◆ Given task ◆
Restate the entire listing word for word.

◆ Task inputs ◆
____

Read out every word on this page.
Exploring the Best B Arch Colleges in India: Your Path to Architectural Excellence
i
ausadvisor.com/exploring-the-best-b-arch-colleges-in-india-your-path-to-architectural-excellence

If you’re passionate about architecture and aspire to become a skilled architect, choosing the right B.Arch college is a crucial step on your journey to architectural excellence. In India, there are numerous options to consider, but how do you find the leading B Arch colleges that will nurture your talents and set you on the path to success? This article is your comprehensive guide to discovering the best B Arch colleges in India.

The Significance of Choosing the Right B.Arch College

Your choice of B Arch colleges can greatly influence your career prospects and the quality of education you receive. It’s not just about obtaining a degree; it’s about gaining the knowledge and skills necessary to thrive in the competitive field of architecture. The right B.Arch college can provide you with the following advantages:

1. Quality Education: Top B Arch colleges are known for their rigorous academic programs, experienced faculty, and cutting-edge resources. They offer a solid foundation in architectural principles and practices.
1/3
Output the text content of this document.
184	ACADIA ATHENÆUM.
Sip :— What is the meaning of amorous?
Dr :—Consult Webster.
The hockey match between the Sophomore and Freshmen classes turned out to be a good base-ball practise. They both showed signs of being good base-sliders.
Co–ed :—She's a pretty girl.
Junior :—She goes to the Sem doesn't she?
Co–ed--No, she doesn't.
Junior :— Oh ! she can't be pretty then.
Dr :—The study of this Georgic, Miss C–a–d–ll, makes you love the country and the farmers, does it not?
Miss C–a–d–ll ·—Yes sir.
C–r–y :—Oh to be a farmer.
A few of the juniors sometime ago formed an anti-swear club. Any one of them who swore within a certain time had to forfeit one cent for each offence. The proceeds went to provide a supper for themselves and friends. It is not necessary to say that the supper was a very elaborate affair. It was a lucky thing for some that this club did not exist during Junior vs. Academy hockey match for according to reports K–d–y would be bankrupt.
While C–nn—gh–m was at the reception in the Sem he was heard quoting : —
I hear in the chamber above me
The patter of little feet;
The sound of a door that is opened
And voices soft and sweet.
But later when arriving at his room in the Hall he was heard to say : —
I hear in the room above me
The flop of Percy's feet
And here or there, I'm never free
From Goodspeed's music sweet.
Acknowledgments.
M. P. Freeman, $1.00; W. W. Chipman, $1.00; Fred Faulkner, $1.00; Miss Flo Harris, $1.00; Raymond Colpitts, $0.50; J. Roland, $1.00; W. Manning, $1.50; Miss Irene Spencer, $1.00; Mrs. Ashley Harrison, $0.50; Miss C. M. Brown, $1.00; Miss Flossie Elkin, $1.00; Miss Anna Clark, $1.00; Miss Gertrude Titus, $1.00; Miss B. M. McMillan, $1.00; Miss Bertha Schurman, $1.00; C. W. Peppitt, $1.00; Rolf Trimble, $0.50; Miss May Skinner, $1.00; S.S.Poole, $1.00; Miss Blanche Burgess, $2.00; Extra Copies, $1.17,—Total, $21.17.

____

◆ Exercise answer ◆
Read out every word on this page.
Exploring the Best B Arch Colleges in India: Your Path to Architectural Excellence
i
ausadvisor.com/exploring-the-best-b-arch-colleges-in-india-your-path-to-architectural-excellence

If you’re passionate about architecture and aspire to become a skilled architect, choosing the right B.Arch college is a crucial step on your journey to architectural excellence. In India, there are numerous options to consider, but how do you find the leading B Arch colleges that will nurture your talents and set you on the path to success? This article is your comprehensive guide to discovering the best B Arch colleges in India.

The Significance of Choosing the Right B.Arch College

Your choice of B Arch colleges can greatly influence your career prospects and the quality of education you receive. It’s not just about obtaining a degree; it’s about gaining the knowledge and skills necessary to thrive in the competitive field of architecture. The right B.Arch college can provide you with the following advantages:

1. Quality Education: Top B Arch colleges are known for their rigorous academic programs, experienced faculty, and cutting-edge resources. They offer a solid foundation in architectural principles and practices.
1/3
Output the text content of this document.
184	ACADIA ATHENÆUM.
Sip :— What is the meaning of amorous?
Dr :—Consult Webster.
The hockey match between the Sophomore and Freshmen classes turned out to be a good base-ball practise. They both showed signs of being good base-sliders.
Co–ed :—She's a pretty girl.
Junior :—She goes to the Sem doesn't she?
Co–ed--No, she doesn't.
Junior :— Oh ! she can't be pretty then.
Dr :—The study of this Georgic, Miss C–a–d–ll, makes you love the country and the farmers, does it not?
Miss C–a–d–ll ·—Yes sir.
C–r–y :—Oh to be a farmer.
A few of the juniors sometime ago formed an anti-swear club. Any one of them who swore within a certain time had to forfeit one cent for each offence. The proceeds went to provide a supper for themselves and friends. It is not necessary to say that the supper was a very elaborate affair. It was a lucky thing for some that this club did not exist during Junior vs. Academy hockey match for according to reports K–d–y would be bankrupt.
While C–nn—gh–m was at the reception in the Sem he was heard quoting : —
I hear in the chamber above me
The patter of little feet;
The sound of a door that is opened
And voices soft and sweet.
But later when arriving at his room in the Hall he was heard to say : —
I hear in the room above me
The flop of Percy's feet
And here or there, I'm never free
From Goodspeed's music sweet.
Acknowledgments.
M. P. Freeman, $1.00; W. W. Chipman, $1.00; Fred Faulkner, $1.00; Miss Flo Harris, $1.00; Raymond Colpitts, $0.50; J. Roland, $1.00; W. Manning, $1.50; Miss Irene Spencer, $1.00; Mrs. Ashley Harrison, $0.50; Miss C. M. Brown, $1.00; Miss Flossie Elkin, $1.00; Miss Anna Clark, $1.00; Miss Gertrude Titus, $1.00; Miss B. M. McMillan, $1.00; Miss Bertha Schurman, $1.00; C. W. Peppitt, $1.00; Rolf Trimble, $0.50; Miss May Skinner, $1.00; S.S.Poole, $1.00; Miss Blanche Burgess, $2.00; Extra Copies, $1.17,—Total, $21.17.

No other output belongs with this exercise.